───── Record set ─────

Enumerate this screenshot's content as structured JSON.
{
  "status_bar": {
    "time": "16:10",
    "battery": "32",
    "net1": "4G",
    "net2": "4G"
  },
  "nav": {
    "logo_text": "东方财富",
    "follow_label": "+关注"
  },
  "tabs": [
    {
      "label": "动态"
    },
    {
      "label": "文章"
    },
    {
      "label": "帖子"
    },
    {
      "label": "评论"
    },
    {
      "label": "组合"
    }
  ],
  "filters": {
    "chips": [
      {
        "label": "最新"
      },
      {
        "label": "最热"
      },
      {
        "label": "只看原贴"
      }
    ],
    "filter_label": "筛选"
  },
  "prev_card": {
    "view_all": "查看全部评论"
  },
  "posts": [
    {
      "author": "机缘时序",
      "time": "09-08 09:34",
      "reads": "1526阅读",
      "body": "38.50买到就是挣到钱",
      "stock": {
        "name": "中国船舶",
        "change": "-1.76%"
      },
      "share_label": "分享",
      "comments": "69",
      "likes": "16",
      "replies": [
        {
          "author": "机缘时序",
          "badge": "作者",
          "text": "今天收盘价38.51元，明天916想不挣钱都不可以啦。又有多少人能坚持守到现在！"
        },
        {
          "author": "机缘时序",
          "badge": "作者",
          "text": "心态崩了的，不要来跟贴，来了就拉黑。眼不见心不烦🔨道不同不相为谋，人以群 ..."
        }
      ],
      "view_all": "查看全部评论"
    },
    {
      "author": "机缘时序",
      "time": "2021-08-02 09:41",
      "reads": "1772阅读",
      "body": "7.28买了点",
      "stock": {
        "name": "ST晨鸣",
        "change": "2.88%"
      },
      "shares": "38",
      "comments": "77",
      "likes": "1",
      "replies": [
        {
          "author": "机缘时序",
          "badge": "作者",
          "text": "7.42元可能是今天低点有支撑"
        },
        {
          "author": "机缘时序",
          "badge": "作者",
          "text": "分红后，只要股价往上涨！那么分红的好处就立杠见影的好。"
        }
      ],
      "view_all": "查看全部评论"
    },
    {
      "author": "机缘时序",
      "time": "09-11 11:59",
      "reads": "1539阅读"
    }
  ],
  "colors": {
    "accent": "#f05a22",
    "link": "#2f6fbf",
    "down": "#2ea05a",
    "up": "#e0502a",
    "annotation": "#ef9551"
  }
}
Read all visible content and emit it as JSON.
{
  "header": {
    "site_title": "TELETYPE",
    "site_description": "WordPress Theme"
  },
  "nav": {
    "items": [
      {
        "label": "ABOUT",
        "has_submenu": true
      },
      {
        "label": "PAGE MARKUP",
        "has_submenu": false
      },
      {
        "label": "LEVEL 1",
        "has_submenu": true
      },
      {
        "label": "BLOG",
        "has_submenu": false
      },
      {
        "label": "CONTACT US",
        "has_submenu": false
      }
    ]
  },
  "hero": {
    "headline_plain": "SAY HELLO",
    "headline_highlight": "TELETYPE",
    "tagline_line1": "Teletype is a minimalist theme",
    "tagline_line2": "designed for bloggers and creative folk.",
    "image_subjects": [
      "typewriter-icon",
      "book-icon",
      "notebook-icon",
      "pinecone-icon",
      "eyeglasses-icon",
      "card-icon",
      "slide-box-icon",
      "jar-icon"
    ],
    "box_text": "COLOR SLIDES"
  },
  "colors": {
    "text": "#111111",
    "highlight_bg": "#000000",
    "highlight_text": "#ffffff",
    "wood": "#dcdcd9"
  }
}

─────

Every entry needs to be retyped exactly.

Exercise solution -
Enumerate this screenshot's content as structured JSON.
{
  "status_bar": {
    "time": "16:10",
    "battery": "32",
    "net1": "4G",
    "net2": "4G"
  },
  "nav": {
    "logo_text": "东方财富",
    "follow_label": "+关注"
  },
  "tabs": [
    {
      "label": "动态"
    },
    {
      "label": "文章"
    },
    {
      "label": "帖子"
    },
    {
      "label": "评论"
    },
    {
      "label": "组合"
    }
  ],
  "filters": {
    "chips": [
      {
        "label": "最新"
      },
      {
        "label": "最热"
      },
      {
        "label": "只看原贴"
      }
    ],
    "filter_label": "筛选"
  },
  "prev_card": {
    "view_all": "查看全部评论"
  },
  "posts": [
    {
      "author": "机缘时序",
      "time": "09-08 09:34",
      "reads": "1526阅读",
      "body": "38.50买到就是挣到钱",
      "stock": {
        "name": "中国船舶",
        "change": "-1.76%"
      },
      "share_label": "分享",
      "comments": "69",
      "likes": "16",
      "replies": [
        {
          "author": "机缘时序",
          "badge": "作者",
          "text": "今天收盘价38.51元，明天916想不挣钱都不可以啦。又有多少人能坚持守到现在！"
        },
        {
          "author": "机缘时序",
          "badge": "作者",
          "text": "心态崩了的，不要来跟贴，来了就拉黑。眼不见心不烦🔨道不同不相为谋，人以群 ..."
        }
      ],
      "view_all": "查看全部评论"
    },
    {
      "author": "机缘时序",
      "time": "2021-08-02 09:41",
      "reads": "1772阅读",
      "body": "7.28买了点",
      "stock": {
        "name": "ST晨鸣",
        "change": "2.88%"
      },
      "shares": "38",
      "comments": "77",
      "likes": "1",
      "replies": [
        {
          "author": "机缘时序",
          "badge": "作者",
          "text": "7.42元可能是今天低点有支撑"
        },
        {
          "author": "机缘时序",
          "badge": "作者",
          "text": "分红后，只要股价往上涨！那么分红的好处就立杠见影的好。"
        }
      ],
      "view_all": "查看全部评论"
    },
    {
      "author": "机缘时序",
      "time": "09-11 11:59",
      "reads": "1539阅读"
    }
  ],
  "colors": {
    "accent": "#f05a22",
    "link": "#2f6fbf",
    "down": "#2ea05a",
    "up": "#e0502a",
    "annotation": "#ef9551"
  }
}
Read all visible content and emit it as JSON.
{
  "header": {
    "site_title": "TELETYPE",
    "site_description": "WordPress Theme"
  },
  "nav": {
    "items": [
      {
        "label": "ABOUT",
        "has_submenu": true
      },
      {
        "label": "PAGE MARKUP",
        "has_submenu": false
      },
      {
        "label": "LEVEL 1",
        "has_submenu": true
      },
      {
        "label": "BLOG",
        "has_submenu": false
      },
      {
        "label": "CONTACT US",
        "has_submenu": false
      }
    ]
  },
  "hero": {
    "headline_plain": "SAY HELLO",
    "headline_highlight": "TELETYPE",
    "tagline_line1": "Teletype is a minimalist theme",
    "tagline_line2": "designed for bloggers and creative folk.",
    "image_subjects": [
      "typewriter-icon",
      "book-icon",
      "notebook-icon",
      "pinecone-icon",
      "eyeglasses-icon",
      "card-icon",
      "slide-box-icon",
      "jar-icon"
    ],
    "box_text": "COLOR SLIDES"
  },
  "colors": {
    "text": "#111111",
    "highlight_bg": "#000000",
    "highlight_text": "#ffffff",
    "wood": "#dcdcd9"
  }
}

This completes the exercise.